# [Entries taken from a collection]

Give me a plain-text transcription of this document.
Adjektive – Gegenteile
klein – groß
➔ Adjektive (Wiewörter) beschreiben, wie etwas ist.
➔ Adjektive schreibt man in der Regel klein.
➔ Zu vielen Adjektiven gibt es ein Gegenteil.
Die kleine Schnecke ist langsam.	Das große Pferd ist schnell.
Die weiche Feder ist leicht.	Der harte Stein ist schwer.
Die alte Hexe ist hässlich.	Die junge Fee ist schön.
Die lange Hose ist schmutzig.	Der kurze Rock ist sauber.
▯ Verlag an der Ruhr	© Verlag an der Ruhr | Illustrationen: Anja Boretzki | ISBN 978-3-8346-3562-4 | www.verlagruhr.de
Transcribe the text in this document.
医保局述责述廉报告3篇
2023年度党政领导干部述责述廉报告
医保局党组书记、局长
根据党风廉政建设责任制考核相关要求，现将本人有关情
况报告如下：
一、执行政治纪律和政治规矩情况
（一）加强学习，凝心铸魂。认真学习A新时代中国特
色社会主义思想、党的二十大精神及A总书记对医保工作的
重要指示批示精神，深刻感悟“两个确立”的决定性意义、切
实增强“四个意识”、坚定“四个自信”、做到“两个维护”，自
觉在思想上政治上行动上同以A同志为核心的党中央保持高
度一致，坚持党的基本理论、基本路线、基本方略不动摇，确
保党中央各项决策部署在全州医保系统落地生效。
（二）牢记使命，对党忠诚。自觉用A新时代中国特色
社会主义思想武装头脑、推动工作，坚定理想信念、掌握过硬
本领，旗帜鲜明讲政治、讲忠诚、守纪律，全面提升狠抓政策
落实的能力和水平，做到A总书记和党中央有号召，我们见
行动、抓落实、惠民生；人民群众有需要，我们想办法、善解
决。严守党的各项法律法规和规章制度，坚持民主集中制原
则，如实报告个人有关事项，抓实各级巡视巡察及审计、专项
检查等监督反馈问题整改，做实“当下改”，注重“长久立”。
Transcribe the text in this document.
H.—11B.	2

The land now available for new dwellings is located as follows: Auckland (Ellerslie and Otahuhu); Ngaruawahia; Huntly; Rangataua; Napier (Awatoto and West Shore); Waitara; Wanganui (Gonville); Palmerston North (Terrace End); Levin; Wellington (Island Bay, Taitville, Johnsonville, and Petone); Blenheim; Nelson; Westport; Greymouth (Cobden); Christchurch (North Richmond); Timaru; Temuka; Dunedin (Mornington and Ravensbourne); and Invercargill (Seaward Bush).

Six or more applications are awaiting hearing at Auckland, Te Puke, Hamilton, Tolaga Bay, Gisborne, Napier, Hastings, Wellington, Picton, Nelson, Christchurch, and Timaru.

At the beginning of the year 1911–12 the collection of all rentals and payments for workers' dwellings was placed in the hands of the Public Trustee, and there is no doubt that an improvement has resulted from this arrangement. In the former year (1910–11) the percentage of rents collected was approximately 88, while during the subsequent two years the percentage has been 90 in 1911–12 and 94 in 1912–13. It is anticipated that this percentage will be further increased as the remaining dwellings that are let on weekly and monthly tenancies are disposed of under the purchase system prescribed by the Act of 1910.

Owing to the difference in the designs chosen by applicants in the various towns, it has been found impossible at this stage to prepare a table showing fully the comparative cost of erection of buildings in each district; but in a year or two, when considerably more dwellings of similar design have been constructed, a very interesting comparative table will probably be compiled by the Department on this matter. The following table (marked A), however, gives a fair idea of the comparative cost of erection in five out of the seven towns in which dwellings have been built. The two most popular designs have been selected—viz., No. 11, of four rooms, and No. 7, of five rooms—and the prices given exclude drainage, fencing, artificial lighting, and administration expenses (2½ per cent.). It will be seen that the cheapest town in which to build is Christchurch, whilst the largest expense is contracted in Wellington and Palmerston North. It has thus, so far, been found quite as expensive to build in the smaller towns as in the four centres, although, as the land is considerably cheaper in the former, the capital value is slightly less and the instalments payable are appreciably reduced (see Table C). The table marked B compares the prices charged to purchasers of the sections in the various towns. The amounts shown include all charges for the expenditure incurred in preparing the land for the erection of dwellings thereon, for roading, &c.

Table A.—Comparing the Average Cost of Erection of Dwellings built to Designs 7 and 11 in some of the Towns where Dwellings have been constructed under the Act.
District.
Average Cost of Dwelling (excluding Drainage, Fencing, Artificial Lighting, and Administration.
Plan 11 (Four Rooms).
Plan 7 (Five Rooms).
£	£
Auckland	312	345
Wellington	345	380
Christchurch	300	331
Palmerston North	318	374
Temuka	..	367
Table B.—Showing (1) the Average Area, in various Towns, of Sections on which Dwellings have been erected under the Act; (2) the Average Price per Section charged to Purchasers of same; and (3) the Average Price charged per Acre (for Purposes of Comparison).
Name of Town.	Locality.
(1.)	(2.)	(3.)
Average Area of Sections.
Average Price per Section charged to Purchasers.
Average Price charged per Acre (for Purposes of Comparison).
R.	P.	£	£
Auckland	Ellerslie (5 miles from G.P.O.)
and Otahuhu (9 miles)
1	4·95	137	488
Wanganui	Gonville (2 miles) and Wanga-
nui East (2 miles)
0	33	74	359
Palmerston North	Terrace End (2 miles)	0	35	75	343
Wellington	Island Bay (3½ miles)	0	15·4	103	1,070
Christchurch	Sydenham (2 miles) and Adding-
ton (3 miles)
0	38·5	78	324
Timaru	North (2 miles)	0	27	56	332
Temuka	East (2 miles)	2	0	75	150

# [Exercise]
How many lines in these records hold the string "various"? Reply with the number alone.

# [Solved exercise]
2